### [YOUR GOAL]
Copy, from the entries below, each line in which the string "Autónoma" appears.
━━━ DATASET CONTENT
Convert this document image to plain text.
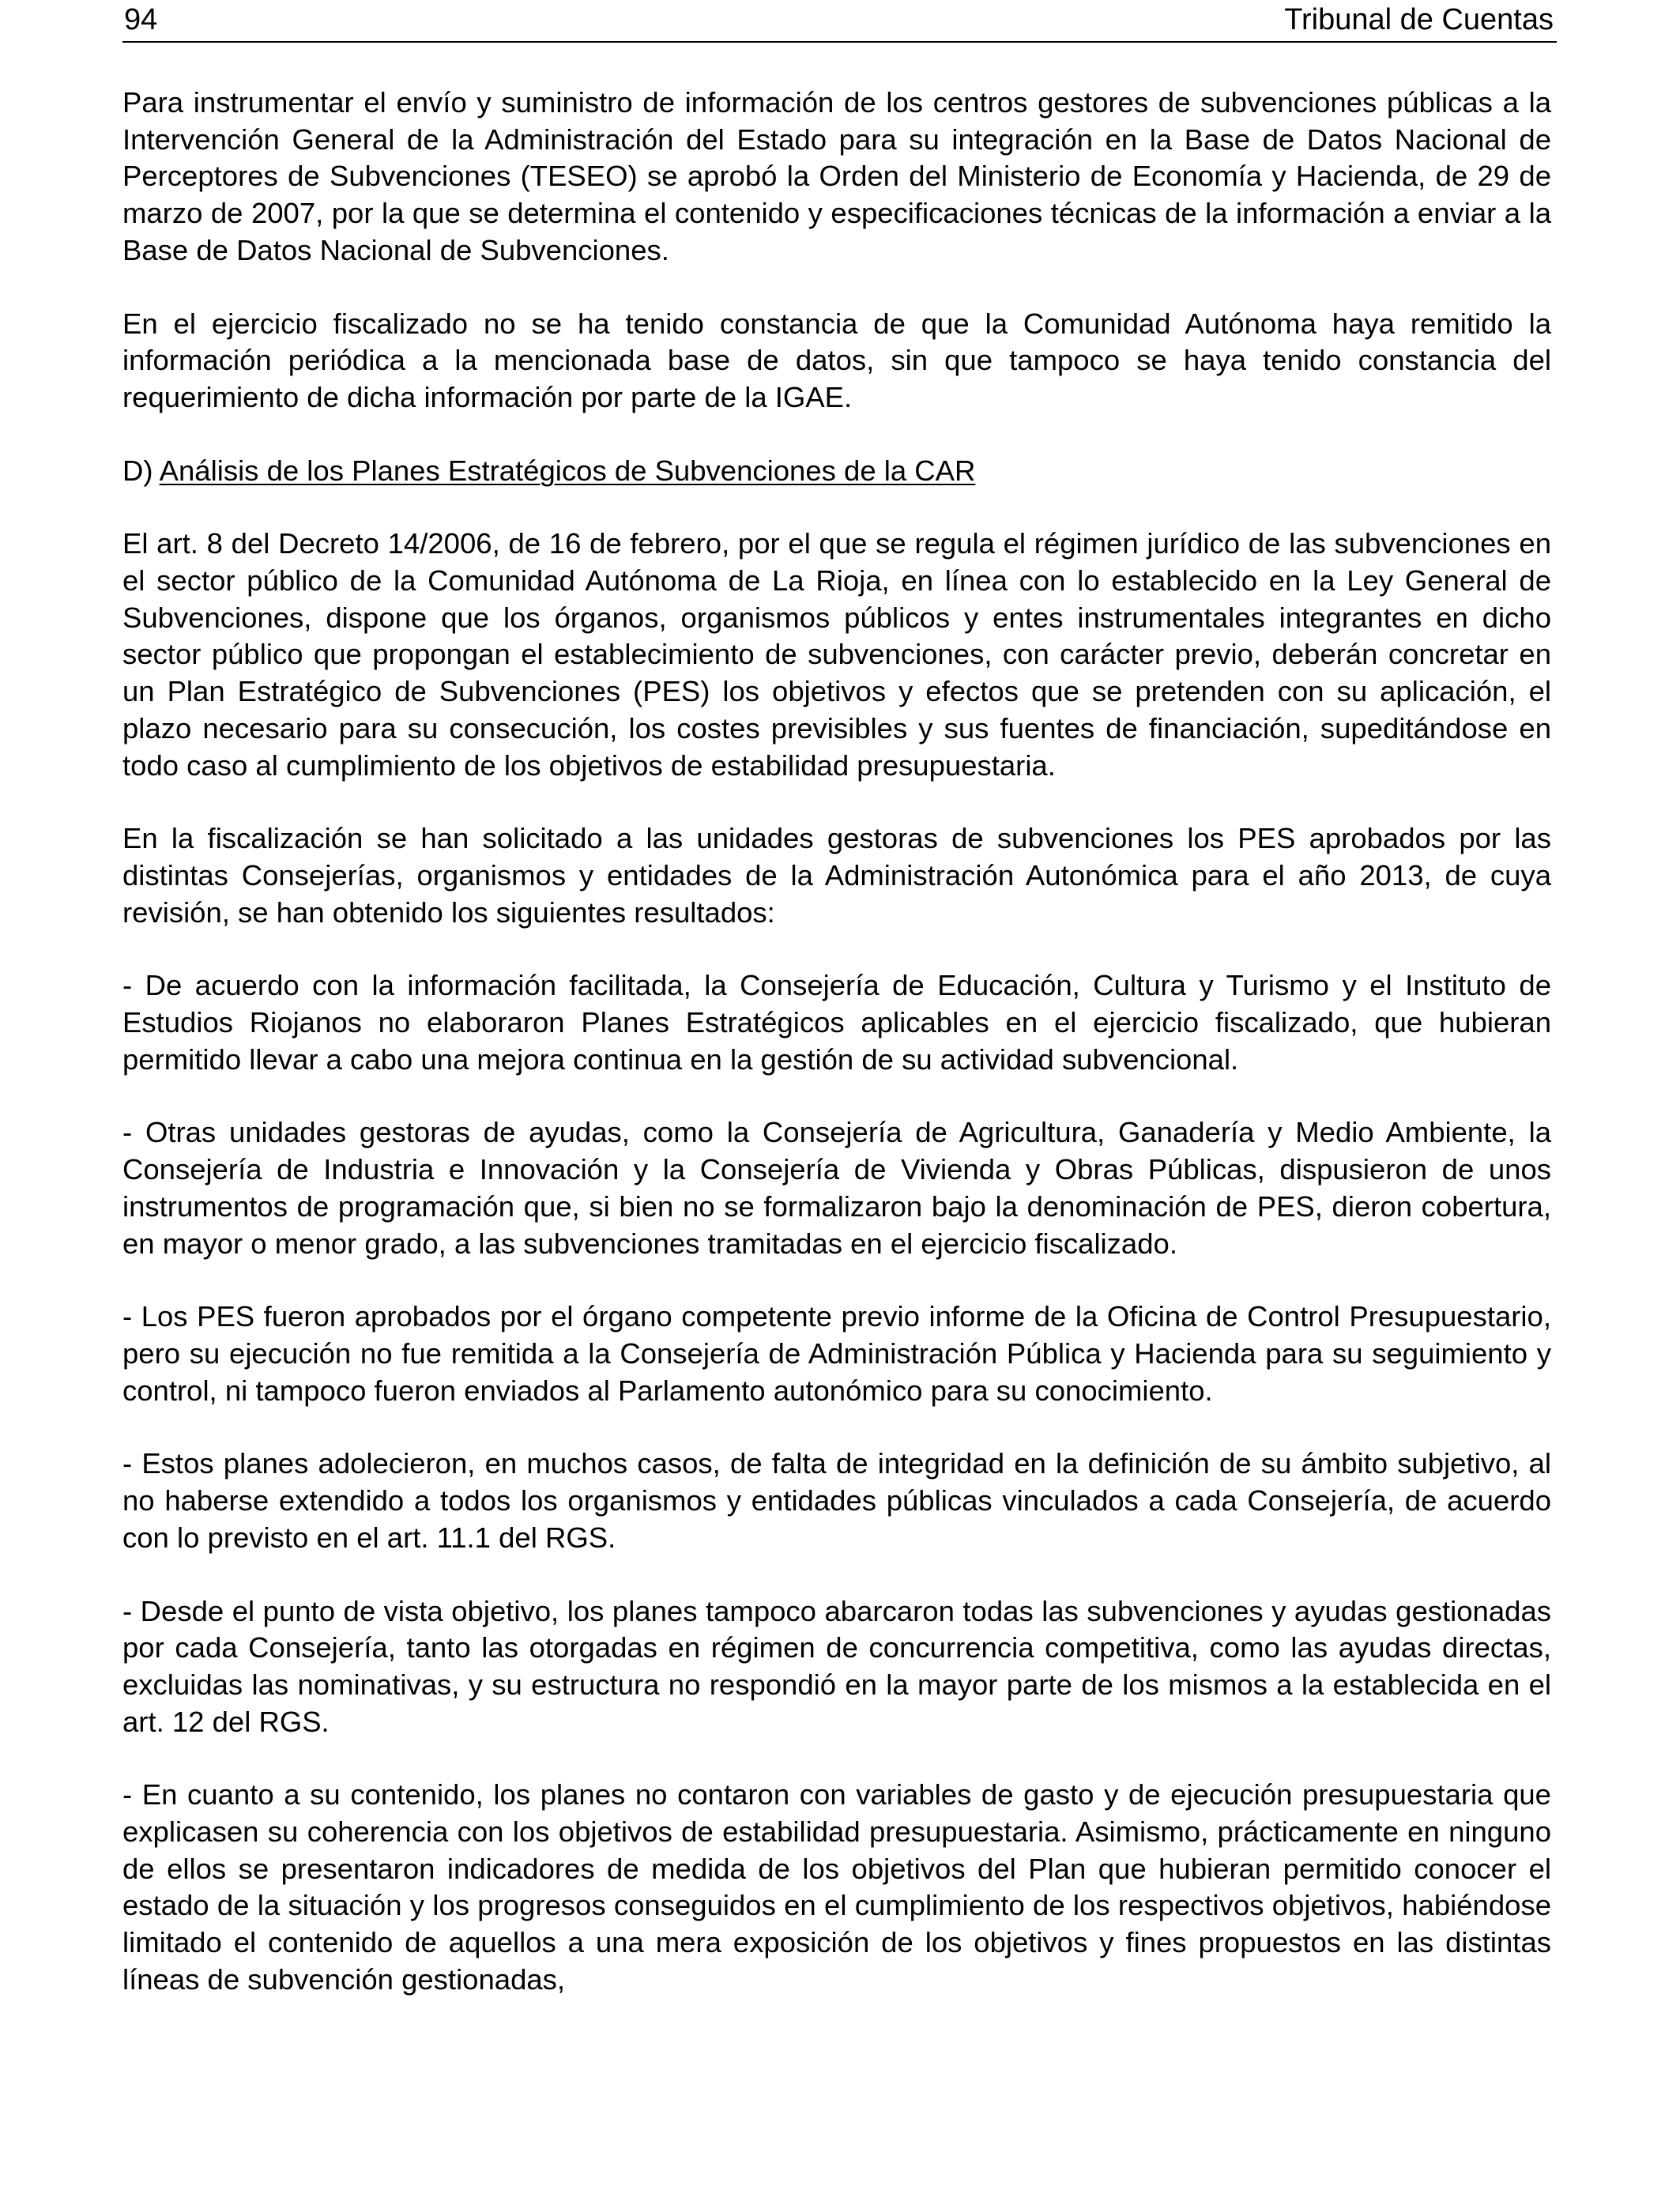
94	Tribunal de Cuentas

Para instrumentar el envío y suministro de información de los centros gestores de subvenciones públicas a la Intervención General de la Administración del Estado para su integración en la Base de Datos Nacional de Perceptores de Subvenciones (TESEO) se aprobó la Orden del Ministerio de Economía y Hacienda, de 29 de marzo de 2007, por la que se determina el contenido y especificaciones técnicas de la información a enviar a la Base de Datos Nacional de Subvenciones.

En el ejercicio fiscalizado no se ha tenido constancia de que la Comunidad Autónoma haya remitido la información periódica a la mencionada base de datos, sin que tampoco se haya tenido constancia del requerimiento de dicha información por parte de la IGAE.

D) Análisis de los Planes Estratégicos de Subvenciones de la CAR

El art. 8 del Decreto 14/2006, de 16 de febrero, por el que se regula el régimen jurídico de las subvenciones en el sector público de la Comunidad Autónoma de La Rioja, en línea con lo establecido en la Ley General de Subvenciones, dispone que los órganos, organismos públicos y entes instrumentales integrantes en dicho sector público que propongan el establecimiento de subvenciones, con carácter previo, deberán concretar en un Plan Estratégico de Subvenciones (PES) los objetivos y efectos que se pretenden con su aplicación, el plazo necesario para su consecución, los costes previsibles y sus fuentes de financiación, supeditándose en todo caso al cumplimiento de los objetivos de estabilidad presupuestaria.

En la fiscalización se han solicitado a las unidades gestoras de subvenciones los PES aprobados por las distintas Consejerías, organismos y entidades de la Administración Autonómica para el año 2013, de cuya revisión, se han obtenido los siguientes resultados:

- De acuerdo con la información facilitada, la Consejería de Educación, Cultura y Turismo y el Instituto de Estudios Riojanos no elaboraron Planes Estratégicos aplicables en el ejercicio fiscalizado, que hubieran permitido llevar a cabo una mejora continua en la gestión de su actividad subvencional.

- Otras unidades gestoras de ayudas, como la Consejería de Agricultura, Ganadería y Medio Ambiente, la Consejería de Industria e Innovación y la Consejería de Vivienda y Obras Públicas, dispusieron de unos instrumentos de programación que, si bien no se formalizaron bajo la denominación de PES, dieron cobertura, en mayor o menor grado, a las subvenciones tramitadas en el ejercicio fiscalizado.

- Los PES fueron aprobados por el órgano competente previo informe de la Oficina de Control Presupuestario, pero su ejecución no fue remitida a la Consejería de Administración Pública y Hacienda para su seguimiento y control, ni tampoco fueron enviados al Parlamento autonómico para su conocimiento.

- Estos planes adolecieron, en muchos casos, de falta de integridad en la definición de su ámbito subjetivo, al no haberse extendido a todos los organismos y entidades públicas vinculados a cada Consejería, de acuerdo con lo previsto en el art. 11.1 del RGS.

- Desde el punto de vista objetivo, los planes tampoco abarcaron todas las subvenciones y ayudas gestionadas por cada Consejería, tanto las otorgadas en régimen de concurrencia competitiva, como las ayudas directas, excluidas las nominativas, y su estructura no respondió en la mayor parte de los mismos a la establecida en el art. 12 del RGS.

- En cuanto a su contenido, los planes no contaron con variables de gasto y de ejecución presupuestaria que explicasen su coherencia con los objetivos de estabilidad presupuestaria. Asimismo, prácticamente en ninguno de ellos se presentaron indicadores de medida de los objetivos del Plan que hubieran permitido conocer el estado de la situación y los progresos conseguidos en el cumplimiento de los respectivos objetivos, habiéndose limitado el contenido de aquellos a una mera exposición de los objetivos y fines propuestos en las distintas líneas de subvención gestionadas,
━━━━━━
### [TASK OUTPUT]
En el ejercicio fiscalizado no se ha tenido constancia de que la Comunidad Autónoma haya remitido la información periódica a la mencionada base de datos, sin que tampoco se haya tenido constancia del requerimiento de dicha información por parte de la IGAE.
El art. 8 del Decreto 14/2006, de 16 de febrero, por el que se regula el régimen jurídico de las subvenciones en el sector público de la Comunidad Autónoma de La Rioja, en línea con lo establecido en la Ley General de Subvenciones, dispone que los órganos, organismos públicos y entes instrumentales integrantes en dicho sector público que propongan el establecimiento de subvenciones, con carácter previo, deberán concretar en un Plan Estratégico de Subvenciones (PES) los objetivos y efectos que se pretenden con su aplicación, el plazo necesario para su consecución, los costes previsibles y sus fuentes de financiación, supeditándose en todo caso al cumplimiento de los objetivos de estabilidad presupuestaria.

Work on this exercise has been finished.